> _TO BE DONE_
Tally how many lines include "nghề". The number is the whole answer.

> _DATA SECTION_
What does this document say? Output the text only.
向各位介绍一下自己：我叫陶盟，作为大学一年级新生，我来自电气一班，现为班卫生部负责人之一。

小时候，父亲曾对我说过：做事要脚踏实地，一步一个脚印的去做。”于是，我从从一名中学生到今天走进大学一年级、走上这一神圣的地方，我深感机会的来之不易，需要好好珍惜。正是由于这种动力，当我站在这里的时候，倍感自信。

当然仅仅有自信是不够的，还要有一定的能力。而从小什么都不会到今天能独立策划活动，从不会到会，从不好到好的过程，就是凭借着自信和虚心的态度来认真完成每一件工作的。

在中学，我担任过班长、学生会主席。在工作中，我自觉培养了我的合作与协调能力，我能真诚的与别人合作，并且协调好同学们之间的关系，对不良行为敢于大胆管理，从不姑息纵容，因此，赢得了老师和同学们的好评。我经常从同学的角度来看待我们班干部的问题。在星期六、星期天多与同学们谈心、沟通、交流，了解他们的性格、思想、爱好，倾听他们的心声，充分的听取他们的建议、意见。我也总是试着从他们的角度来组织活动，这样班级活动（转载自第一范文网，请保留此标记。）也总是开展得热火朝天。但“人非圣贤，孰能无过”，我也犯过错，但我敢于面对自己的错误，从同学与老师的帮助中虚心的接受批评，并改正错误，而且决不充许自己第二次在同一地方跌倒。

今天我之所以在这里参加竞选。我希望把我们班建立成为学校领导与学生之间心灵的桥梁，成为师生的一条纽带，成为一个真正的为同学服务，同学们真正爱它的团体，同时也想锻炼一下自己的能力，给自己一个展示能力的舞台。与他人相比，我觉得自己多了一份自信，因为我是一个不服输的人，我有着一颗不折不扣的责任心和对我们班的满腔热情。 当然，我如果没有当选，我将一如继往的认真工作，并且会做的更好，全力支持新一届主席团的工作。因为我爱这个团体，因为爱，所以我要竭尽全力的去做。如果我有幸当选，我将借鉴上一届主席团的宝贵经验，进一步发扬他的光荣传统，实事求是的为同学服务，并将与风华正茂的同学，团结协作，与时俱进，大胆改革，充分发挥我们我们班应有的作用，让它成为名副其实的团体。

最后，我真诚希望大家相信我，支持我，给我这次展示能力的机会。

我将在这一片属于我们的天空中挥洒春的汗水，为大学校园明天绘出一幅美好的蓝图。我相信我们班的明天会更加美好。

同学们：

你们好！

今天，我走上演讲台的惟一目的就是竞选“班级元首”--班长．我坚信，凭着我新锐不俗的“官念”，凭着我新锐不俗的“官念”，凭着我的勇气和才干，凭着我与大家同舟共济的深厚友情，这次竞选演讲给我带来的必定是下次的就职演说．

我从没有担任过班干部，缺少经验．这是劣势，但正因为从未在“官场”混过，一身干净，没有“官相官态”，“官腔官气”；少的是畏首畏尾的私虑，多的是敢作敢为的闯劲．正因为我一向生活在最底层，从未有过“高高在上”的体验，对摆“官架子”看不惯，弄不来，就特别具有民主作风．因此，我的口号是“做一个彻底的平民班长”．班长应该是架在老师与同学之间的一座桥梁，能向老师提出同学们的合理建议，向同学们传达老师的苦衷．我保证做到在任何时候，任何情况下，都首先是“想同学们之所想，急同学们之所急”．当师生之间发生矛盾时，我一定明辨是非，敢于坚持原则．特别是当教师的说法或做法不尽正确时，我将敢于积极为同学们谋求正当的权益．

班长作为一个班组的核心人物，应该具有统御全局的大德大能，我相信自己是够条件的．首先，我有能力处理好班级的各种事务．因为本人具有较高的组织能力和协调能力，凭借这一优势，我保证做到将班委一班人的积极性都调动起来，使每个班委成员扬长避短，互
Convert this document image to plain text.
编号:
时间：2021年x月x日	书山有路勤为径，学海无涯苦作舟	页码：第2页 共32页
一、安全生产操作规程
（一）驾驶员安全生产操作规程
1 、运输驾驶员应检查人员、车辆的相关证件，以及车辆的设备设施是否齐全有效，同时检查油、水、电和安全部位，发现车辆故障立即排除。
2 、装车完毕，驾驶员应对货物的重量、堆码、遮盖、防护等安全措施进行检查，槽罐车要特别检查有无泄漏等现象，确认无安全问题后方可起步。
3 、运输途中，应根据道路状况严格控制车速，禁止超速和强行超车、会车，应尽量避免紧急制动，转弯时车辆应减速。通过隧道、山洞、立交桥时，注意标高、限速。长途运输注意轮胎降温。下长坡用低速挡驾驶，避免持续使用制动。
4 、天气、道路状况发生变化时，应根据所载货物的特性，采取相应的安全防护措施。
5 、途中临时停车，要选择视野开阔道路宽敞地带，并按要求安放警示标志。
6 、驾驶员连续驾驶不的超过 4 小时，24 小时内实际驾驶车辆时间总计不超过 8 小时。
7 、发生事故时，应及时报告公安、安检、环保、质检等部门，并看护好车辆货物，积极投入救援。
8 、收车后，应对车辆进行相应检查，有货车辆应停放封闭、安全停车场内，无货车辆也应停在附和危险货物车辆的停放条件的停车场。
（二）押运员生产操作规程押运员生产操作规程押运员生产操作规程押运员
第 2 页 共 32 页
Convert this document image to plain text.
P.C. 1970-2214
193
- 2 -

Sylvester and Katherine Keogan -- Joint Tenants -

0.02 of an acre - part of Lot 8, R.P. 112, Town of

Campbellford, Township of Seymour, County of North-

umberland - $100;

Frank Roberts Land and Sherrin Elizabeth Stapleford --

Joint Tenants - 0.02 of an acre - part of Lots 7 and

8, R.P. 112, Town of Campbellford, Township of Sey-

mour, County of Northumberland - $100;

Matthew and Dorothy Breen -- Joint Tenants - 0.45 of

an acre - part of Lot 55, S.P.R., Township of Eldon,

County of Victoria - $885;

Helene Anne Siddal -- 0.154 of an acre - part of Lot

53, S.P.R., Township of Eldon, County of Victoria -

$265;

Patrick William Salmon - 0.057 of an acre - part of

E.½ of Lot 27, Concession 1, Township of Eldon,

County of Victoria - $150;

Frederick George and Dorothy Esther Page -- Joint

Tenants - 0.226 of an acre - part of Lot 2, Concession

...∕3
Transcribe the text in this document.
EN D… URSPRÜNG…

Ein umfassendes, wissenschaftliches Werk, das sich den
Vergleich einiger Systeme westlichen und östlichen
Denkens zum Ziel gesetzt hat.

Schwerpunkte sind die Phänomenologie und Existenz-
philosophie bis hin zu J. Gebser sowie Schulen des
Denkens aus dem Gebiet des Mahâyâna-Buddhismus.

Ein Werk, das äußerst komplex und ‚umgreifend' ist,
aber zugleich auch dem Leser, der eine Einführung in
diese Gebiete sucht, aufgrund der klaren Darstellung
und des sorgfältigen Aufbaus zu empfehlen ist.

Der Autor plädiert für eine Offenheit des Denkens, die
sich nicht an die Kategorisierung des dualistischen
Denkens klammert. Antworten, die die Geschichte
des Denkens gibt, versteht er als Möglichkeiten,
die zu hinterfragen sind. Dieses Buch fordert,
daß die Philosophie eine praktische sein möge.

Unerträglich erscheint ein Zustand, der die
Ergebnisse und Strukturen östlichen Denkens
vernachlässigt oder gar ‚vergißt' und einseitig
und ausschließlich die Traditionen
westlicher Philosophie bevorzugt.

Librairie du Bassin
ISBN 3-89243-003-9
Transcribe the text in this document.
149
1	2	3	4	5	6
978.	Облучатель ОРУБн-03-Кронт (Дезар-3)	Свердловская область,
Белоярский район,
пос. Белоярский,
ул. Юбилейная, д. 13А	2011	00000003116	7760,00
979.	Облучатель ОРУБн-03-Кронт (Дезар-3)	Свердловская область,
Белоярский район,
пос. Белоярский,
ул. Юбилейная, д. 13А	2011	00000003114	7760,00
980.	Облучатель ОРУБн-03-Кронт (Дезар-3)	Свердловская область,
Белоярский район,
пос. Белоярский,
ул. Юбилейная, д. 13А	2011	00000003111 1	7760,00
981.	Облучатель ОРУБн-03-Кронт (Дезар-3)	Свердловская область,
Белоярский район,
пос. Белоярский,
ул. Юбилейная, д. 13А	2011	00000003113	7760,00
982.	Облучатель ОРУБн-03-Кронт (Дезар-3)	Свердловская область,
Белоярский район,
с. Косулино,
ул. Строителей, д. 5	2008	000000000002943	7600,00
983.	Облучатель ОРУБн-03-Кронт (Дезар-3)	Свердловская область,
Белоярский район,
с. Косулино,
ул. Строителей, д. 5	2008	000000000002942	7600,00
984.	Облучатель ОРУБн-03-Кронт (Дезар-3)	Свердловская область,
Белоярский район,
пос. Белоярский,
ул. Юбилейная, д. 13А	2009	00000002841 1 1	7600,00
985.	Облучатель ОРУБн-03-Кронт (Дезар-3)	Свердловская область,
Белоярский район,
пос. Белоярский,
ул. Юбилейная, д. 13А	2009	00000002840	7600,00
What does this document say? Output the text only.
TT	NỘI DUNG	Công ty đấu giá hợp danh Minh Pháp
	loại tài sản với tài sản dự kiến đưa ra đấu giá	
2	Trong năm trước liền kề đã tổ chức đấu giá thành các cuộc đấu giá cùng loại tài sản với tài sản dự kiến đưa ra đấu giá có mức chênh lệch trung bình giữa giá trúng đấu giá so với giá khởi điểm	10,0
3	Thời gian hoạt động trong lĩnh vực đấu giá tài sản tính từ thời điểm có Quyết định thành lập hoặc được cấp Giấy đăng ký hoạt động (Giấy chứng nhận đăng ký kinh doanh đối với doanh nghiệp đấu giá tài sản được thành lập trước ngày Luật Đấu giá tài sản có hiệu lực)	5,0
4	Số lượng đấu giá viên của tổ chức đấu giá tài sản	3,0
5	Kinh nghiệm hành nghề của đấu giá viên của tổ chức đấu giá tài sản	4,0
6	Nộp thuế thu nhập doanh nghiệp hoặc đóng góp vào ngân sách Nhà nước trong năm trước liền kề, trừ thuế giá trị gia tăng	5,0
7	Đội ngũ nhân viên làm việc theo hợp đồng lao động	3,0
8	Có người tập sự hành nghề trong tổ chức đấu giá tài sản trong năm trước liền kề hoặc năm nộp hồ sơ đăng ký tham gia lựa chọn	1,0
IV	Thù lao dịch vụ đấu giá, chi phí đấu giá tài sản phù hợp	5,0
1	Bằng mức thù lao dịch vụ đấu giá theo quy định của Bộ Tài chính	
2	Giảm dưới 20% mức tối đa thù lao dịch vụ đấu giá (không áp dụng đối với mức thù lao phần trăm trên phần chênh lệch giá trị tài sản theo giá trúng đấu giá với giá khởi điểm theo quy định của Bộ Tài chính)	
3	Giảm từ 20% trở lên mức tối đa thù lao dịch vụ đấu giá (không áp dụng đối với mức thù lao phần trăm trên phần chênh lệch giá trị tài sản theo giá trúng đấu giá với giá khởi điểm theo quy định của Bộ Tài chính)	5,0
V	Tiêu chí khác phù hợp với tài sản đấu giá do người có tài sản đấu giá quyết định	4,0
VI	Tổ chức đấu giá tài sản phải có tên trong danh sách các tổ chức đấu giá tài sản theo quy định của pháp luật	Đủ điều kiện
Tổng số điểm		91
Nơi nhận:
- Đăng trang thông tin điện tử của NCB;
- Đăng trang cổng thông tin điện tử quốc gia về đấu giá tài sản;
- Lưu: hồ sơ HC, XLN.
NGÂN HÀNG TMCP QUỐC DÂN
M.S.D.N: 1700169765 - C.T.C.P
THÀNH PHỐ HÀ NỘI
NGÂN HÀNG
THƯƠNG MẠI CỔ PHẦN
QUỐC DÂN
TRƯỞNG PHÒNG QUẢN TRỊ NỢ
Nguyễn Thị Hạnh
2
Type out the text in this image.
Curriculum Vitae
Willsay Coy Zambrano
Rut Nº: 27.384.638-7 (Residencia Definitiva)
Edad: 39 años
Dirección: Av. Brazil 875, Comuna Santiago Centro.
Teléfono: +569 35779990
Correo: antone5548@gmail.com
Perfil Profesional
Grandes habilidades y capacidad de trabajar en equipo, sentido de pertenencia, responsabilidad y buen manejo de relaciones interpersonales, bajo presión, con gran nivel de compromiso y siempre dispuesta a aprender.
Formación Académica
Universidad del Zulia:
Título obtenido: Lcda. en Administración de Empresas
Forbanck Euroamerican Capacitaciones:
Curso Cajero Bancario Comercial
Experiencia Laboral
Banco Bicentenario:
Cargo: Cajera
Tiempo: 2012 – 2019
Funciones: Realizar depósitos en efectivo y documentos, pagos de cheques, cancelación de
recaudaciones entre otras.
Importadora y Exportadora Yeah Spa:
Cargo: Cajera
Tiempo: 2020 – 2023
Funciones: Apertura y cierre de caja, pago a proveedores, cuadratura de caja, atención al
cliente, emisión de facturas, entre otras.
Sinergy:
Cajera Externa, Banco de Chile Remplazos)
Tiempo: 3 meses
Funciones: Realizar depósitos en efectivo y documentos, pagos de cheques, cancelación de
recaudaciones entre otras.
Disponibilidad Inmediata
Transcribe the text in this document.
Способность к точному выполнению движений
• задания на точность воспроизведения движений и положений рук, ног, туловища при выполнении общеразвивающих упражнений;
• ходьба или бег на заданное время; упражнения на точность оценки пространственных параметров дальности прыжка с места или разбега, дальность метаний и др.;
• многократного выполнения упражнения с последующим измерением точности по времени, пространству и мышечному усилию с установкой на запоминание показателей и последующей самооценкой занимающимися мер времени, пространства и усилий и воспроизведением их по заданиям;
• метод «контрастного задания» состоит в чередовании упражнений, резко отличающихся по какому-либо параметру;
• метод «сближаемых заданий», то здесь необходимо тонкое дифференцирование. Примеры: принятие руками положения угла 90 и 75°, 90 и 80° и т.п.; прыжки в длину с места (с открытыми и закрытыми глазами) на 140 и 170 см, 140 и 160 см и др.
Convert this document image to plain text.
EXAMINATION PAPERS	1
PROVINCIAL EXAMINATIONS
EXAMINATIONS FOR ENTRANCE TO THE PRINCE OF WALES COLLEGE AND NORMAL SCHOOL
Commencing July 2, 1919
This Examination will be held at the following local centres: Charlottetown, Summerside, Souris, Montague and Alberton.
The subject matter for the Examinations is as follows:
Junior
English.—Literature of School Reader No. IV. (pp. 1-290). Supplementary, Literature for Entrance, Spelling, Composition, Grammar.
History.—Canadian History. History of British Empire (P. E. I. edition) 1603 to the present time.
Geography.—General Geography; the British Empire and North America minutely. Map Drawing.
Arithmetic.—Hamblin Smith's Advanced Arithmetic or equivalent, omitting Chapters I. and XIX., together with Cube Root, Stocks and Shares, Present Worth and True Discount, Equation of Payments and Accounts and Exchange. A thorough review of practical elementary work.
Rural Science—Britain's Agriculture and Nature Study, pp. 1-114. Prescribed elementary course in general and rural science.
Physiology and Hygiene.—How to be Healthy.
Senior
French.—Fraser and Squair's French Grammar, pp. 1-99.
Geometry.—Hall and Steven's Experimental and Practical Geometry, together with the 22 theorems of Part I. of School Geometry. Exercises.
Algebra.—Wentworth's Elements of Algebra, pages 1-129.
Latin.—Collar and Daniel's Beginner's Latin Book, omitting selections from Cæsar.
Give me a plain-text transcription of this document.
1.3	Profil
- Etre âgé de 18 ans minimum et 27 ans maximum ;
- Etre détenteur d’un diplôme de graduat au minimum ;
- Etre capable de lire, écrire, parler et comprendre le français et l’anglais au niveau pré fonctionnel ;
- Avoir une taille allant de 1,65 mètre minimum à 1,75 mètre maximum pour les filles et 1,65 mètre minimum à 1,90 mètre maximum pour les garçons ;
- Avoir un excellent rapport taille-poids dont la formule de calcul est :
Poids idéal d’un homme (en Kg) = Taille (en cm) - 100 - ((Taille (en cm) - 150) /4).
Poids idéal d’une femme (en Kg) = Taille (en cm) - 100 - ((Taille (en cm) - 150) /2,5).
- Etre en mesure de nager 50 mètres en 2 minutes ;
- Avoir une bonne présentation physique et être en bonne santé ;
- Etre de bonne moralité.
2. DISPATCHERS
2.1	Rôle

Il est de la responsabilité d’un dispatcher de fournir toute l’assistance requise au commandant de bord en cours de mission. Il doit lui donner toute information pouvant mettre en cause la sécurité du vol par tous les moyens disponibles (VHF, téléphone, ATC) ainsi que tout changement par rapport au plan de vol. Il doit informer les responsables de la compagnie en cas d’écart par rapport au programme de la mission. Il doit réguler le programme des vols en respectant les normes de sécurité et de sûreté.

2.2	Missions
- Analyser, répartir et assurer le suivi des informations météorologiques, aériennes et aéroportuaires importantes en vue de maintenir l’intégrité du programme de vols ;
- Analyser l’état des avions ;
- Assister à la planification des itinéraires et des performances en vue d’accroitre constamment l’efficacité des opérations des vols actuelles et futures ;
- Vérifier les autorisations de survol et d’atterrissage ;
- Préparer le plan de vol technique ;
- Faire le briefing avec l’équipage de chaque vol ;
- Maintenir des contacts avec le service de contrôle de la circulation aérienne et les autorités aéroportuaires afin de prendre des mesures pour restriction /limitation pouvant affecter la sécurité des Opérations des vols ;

> _CORRECT ANSWER_
2